Start Provided entries
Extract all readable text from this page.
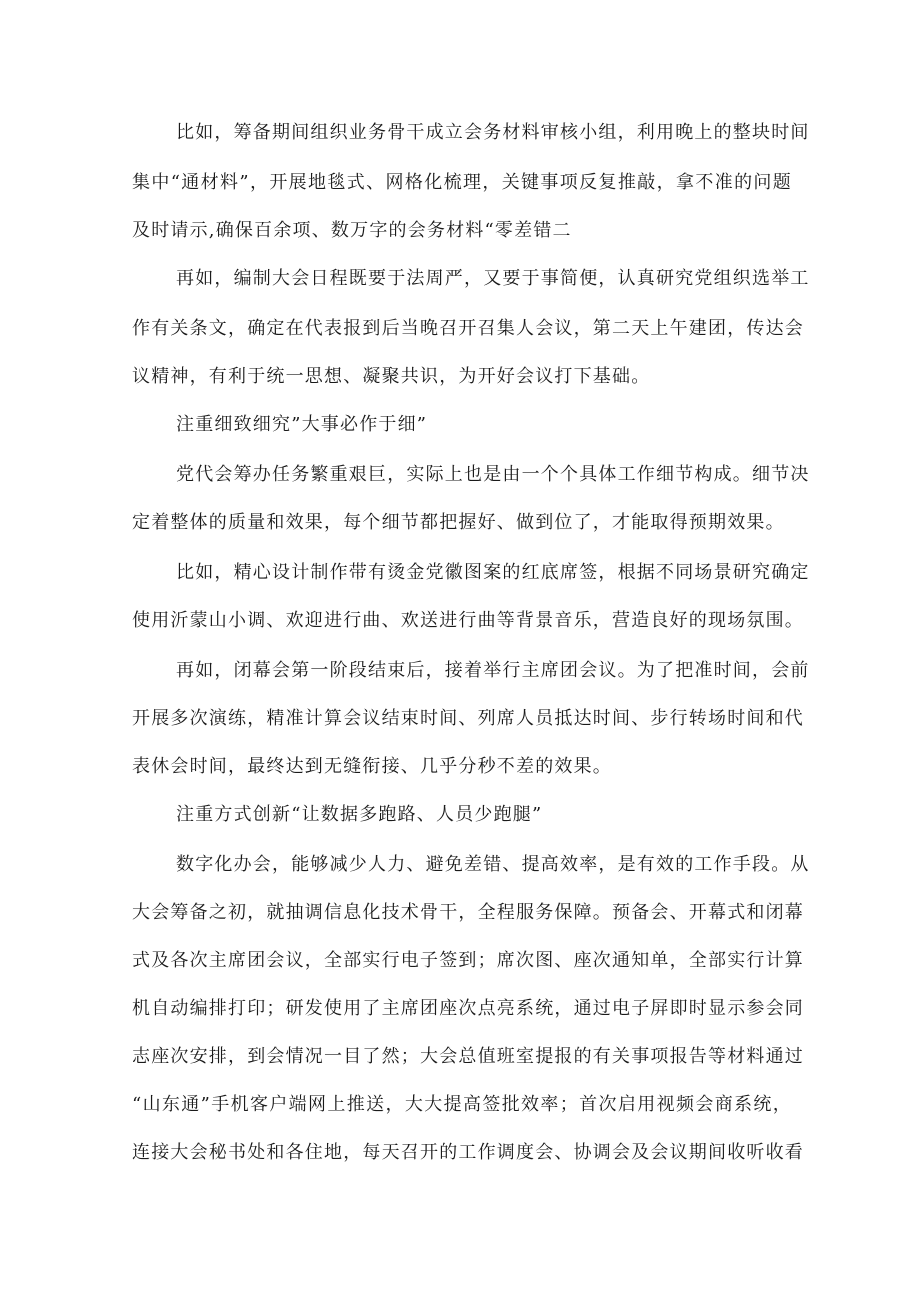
比如，筹备期间组织业务骨干成立会务材料审核小组，利用晚上的整块时间
集中“通材料”，开展地毯式、网格化梳理，关键事项反复推敲，拿不准的问题
及时请示,确保百余项、数万字的会务材料“零差错二
再如，编制大会日程既要于法周严，又要于事简便，认真研究党组织选举工
作有关条文，确定在代表报到后当晚召开召集人会议，第二天上午建团，传达会
议精神，有利于统一思想、凝聚共识，为开好会议打下基础。
注重细致细究”大事必作于细”
党代会筹办任务繁重艰巨，实际上也是由一个个具体工作细节构成。细节决
定着整体的质量和效果，每个细节都把握好、做到位了，才能取得预期效果。
比如，精心设计制作带有烫金党徽图案的红底席签，根据不同场景研究确定
使用沂蒙山小调、欢迎进行曲、欢送进行曲等背景音乐，营造良好的现场氛围。
再如，闭幕会第一阶段结束后，接着举行主席团会议。为了把准时间，会前
开展多次演练，精准计算会议结束时间、列席人员抵达时间、步行转场时间和代
表休会时间，最终达到无缝衔接、几乎分秒不差的效果。
注重方式创新“让数据多跑路、人员少跑腿”
数字化办会，能够减少人力、避免差错、提高效率，是有效的工作手段。从
大会筹备之初，就抽调信息化技术骨干，全程服务保障。预备会、开幕式和闭幕
式及各次主席团会议，全部实行电子签到；席次图、座次通知单，全部实行计算
机自动编排打印；研发使用了主席团座次点亮系统，通过电子屏即时显示参会同
志座次安排，到会情况一目了然；大会总值班室提报的有关事项报告等材料通过
“山东通”手机客户端网上推送，大大提高签批效率；首次启用视频会商系统，
连接大会秘书处和各住地，每天召开的工作调度会、协调会及会议期间收听收看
End Provided entries
Written problem: Without including any pictures, output all the entries above exactly.

Exercise answer:
Extract all readable text from this page.
比如，筹备期间组织业务骨干成立会务材料审核小组，利用晚上的整块时间
集中“通材料”，开展地毯式、网格化梳理，关键事项反复推敲，拿不准的问题
及时请示,确保百余项、数万字的会务材料“零差错二
再如，编制大会日程既要于法周严，又要于事简便，认真研究党组织选举工
作有关条文，确定在代表报到后当晚召开召集人会议，第二天上午建团，传达会
议精神，有利于统一思想、凝聚共识，为开好会议打下基础。
注重细致细究”大事必作于细”
党代会筹办任务繁重艰巨，实际上也是由一个个具体工作细节构成。细节决
定着整体的质量和效果，每个细节都把握好、做到位了，才能取得预期效果。
比如，精心设计制作带有烫金党徽图案的红底席签，根据不同场景研究确定
使用沂蒙山小调、欢迎进行曲、欢送进行曲等背景音乐，营造良好的现场氛围。
再如，闭幕会第一阶段结束后，接着举行主席团会议。为了把准时间，会前
开展多次演练，精准计算会议结束时间、列席人员抵达时间、步行转场时间和代
表休会时间，最终达到无缝衔接、几乎分秒不差的效果。
注重方式创新“让数据多跑路、人员少跑腿”
数字化办会，能够减少人力、避免差错、提高效率，是有效的工作手段。从
大会筹备之初，就抽调信息化技术骨干，全程服务保障。预备会、开幕式和闭幕
式及各次主席团会议，全部实行电子签到；席次图、座次通知单，全部实行计算
机自动编排打印；研发使用了主席团座次点亮系统，通过电子屏即时显示参会同
志座次安排，到会情况一目了然；大会总值班室提报的有关事项报告等材料通过
“山东通”手机客户端网上推送，大大提高签批效率；首次启用视频会商系统，
连接大会秘书处和各住地，每天召开的工作调度会、协调会及会议期间收听收看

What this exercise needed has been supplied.